Copy all lines that contain the word "Error".

*Input for this task*:
= = = =
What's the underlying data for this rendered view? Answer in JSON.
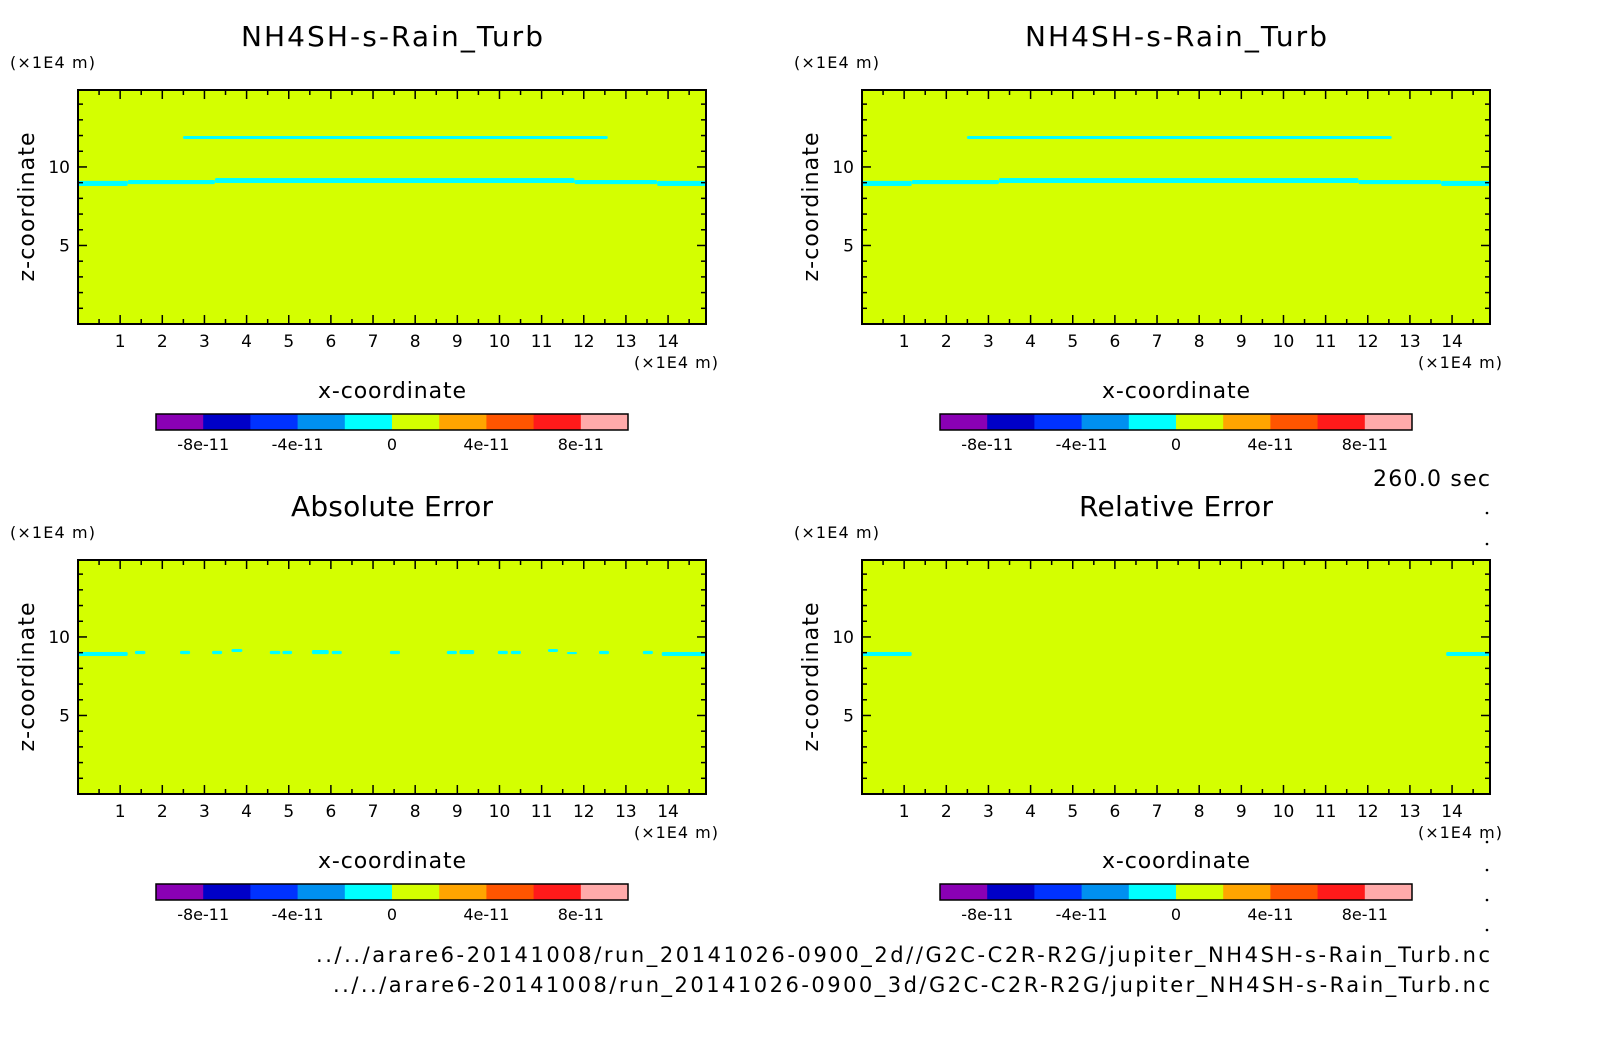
{
  "time_label": "260.0 sec",
  "files": [
    "../../arare6-20141008/run_20141026-0900_2d//G2C-C2R-R2G/jupiter_NH4SH-s-Rain_Turb.nc",
    "../../arare6-20141008/run_20141026-0900_3d/G2C-C2R-R2G/jupiter_NH4SH-s-Rain_Turb.nc"
  ],
  "colorbar": {
    "levels": [
      -1e-10,
      -8e-11,
      -6e-11,
      -4e-11,
      -2e-11,
      0,
      2e-11,
      4e-11,
      6e-11,
      8e-11,
      1e-10
    ],
    "colors": [
      "#8a00b4",
      "#0000c8",
      "#0032ff",
      "#0090f0",
      "#00ffff",
      "#d4ff00",
      "#ffa500",
      "#ff5500",
      "#ff1a1a",
      "#ffaaaa"
    ],
    "ticks": [
      {
        "value": -8e-11,
        "label": "-8e-11"
      },
      {
        "value": -4e-11,
        "label": "-4e-11"
      },
      {
        "value": 0,
        "label": "0"
      },
      {
        "value": 4e-11,
        "label": "4e-11"
      },
      {
        "value": 8e-11,
        "label": "8e-11"
      }
    ]
  },
  "chart_data": [
    {
      "type": "heatmap",
      "title": "NH4SH-s-Rain_Turb",
      "xlabel": "x-coordinate",
      "ylabel": "z-coordinate",
      "x_unit": "(×1E4 m)",
      "y_unit": "(×1E4 m)",
      "xlim": [
        0,
        14.9
      ],
      "ylim": [
        0,
        14.9
      ],
      "xticks": [
        1,
        2,
        3,
        4,
        5,
        6,
        7,
        8,
        9,
        10,
        11,
        12,
        13,
        14
      ],
      "yticks": [
        5,
        10
      ],
      "background_value_range": [
        0,
        2e-11
      ],
      "regions": [
        {
          "value_range": [
            -2e-11,
            0
          ],
          "x": [
            2.49,
            12.57
          ],
          "z": [
            11.78,
            11.97
          ]
        },
        {
          "value_range": [
            -2e-11,
            0
          ],
          "x": [
            0,
            1.18
          ],
          "z": [
            8.79,
            9.11
          ]
        },
        {
          "value_range": [
            -2e-11,
            0
          ],
          "x": [
            1.18,
            3.25
          ],
          "z": [
            8.91,
            9.17
          ]
        },
        {
          "value_range": [
            -2e-11,
            0
          ],
          "x": [
            3.25,
            11.78
          ],
          "z": [
            8.98,
            9.3
          ]
        },
        {
          "value_range": [
            -2e-11,
            0
          ],
          "x": [
            11.78,
            13.74
          ],
          "z": [
            8.91,
            9.17
          ]
        },
        {
          "value_range": [
            -2e-11,
            0
          ],
          "x": [
            13.74,
            14.9
          ],
          "z": [
            8.79,
            9.11
          ]
        }
      ]
    },
    {
      "type": "heatmap",
      "title": "NH4SH-s-Rain_Turb",
      "xlabel": "x-coordinate",
      "ylabel": "z-coordinate",
      "x_unit": "(×1E4 m)",
      "y_unit": "(×1E4 m)",
      "xlim": [
        0,
        14.9
      ],
      "ylim": [
        0,
        14.9
      ],
      "xticks": [
        1,
        2,
        3,
        4,
        5,
        6,
        7,
        8,
        9,
        10,
        11,
        12,
        13,
        14
      ],
      "yticks": [
        5,
        10
      ],
      "background_value_range": [
        0,
        2e-11
      ],
      "regions": [
        {
          "value_range": [
            -2e-11,
            0
          ],
          "x": [
            2.49,
            12.57
          ],
          "z": [
            11.78,
            11.97
          ]
        },
        {
          "value_range": [
            -2e-11,
            0
          ],
          "x": [
            0,
            1.18
          ],
          "z": [
            8.79,
            9.11
          ]
        },
        {
          "value_range": [
            -2e-11,
            0
          ],
          "x": [
            1.18,
            3.25
          ],
          "z": [
            8.91,
            9.17
          ]
        },
        {
          "value_range": [
            -2e-11,
            0
          ],
          "x": [
            3.25,
            11.78
          ],
          "z": [
            8.98,
            9.3
          ]
        },
        {
          "value_range": [
            -2e-11,
            0
          ],
          "x": [
            11.78,
            13.74
          ],
          "z": [
            8.91,
            9.17
          ]
        },
        {
          "value_range": [
            -2e-11,
            0
          ],
          "x": [
            13.74,
            14.9
          ],
          "z": [
            8.79,
            9.11
          ]
        }
      ]
    },
    {
      "type": "heatmap",
      "title": "Absolute Error",
      "xlabel": "x-coordinate",
      "ylabel": "z-coordinate",
      "x_unit": "(×1E4 m)",
      "y_unit": "(×1E4 m)",
      "xlim": [
        0,
        14.9
      ],
      "ylim": [
        0,
        14.9
      ],
      "xticks": [
        1,
        2,
        3,
        4,
        5,
        6,
        7,
        8,
        9,
        10,
        11,
        12,
        13,
        14
      ],
      "yticks": [
        5,
        10
      ],
      "background_value_range": [
        0,
        2e-11
      ],
      "regions": [
        {
          "value_range": [
            -2e-11,
            0
          ],
          "x": [
            0,
            1.18
          ],
          "z": [
            8.79,
            9.04
          ]
        },
        {
          "value_range": [
            -2e-11,
            0
          ],
          "x": [
            1.35,
            1.6
          ],
          "z": [
            8.91,
            9.11
          ]
        },
        {
          "value_range": [
            -2e-11,
            0
          ],
          "x": [
            2.42,
            2.66
          ],
          "z": [
            8.91,
            9.11
          ]
        },
        {
          "value_range": [
            -2e-11,
            0
          ],
          "x": [
            3.18,
            3.42
          ],
          "z": [
            8.91,
            9.11
          ]
        },
        {
          "value_range": [
            -2e-11,
            0
          ],
          "x": [
            3.64,
            3.9
          ],
          "z": [
            9.04,
            9.23
          ]
        },
        {
          "value_range": [
            -2e-11,
            0
          ],
          "x": [
            4.55,
            4.8
          ],
          "z": [
            8.91,
            9.11
          ]
        },
        {
          "value_range": [
            -2e-11,
            0
          ],
          "x": [
            4.85,
            5.08
          ],
          "z": [
            8.91,
            9.11
          ]
        },
        {
          "value_range": [
            -2e-11,
            0
          ],
          "x": [
            5.55,
            5.95
          ],
          "z": [
            8.91,
            9.17
          ]
        },
        {
          "value_range": [
            -2e-11,
            0
          ],
          "x": [
            6.02,
            6.26
          ],
          "z": [
            8.91,
            9.11
          ]
        },
        {
          "value_range": [
            -2e-11,
            0
          ],
          "x": [
            7.4,
            7.64
          ],
          "z": [
            8.91,
            9.11
          ]
        },
        {
          "value_range": [
            -2e-11,
            0
          ],
          "x": [
            8.75,
            8.99
          ],
          "z": [
            8.91,
            9.11
          ]
        },
        {
          "value_range": [
            -2e-11,
            0
          ],
          "x": [
            9.05,
            9.4
          ],
          "z": [
            8.91,
            9.17
          ]
        },
        {
          "value_range": [
            -2e-11,
            0
          ],
          "x": [
            9.96,
            10.2
          ],
          "z": [
            8.91,
            9.11
          ]
        },
        {
          "value_range": [
            -2e-11,
            0
          ],
          "x": [
            10.27,
            10.51
          ],
          "z": [
            8.91,
            9.11
          ]
        },
        {
          "value_range": [
            -2e-11,
            0
          ],
          "x": [
            11.15,
            11.39
          ],
          "z": [
            9.04,
            9.23
          ]
        },
        {
          "value_range": [
            -2e-11,
            0
          ],
          "x": [
            11.6,
            11.84
          ],
          "z": [
            8.91,
            9.04
          ]
        },
        {
          "value_range": [
            -2e-11,
            0
          ],
          "x": [
            12.36,
            12.6
          ],
          "z": [
            8.91,
            9.11
          ]
        },
        {
          "value_range": [
            -2e-11,
            0
          ],
          "x": [
            13.4,
            13.64
          ],
          "z": [
            8.91,
            9.11
          ]
        },
        {
          "value_range": [
            -2e-11,
            0
          ],
          "x": [
            13.85,
            14.9
          ],
          "z": [
            8.79,
            9.04
          ]
        }
      ]
    },
    {
      "type": "heatmap",
      "title": "Relative Error",
      "xlabel": "x-coordinate",
      "ylabel": "z-coordinate",
      "x_unit": "(×1E4 m)",
      "y_unit": "(×1E4 m)",
      "xlim": [
        0,
        14.9
      ],
      "ylim": [
        0,
        14.9
      ],
      "xticks": [
        1,
        2,
        3,
        4,
        5,
        6,
        7,
        8,
        9,
        10,
        11,
        12,
        13,
        14
      ],
      "yticks": [
        5,
        10
      ],
      "background_value_range": [
        0,
        2e-11
      ],
      "regions": [
        {
          "value_range": [
            -2e-11,
            0
          ],
          "x": [
            0,
            1.18
          ],
          "z": [
            8.79,
            9.04
          ]
        },
        {
          "value_range": [
            -2e-11,
            0
          ],
          "x": [
            13.86,
            14.9
          ],
          "z": [
            8.79,
            9.04
          ]
        }
      ]
    }
  ]
}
= = = =
*Answer below*:
      "title": "Absolute Error",
      "title": "Relative Error",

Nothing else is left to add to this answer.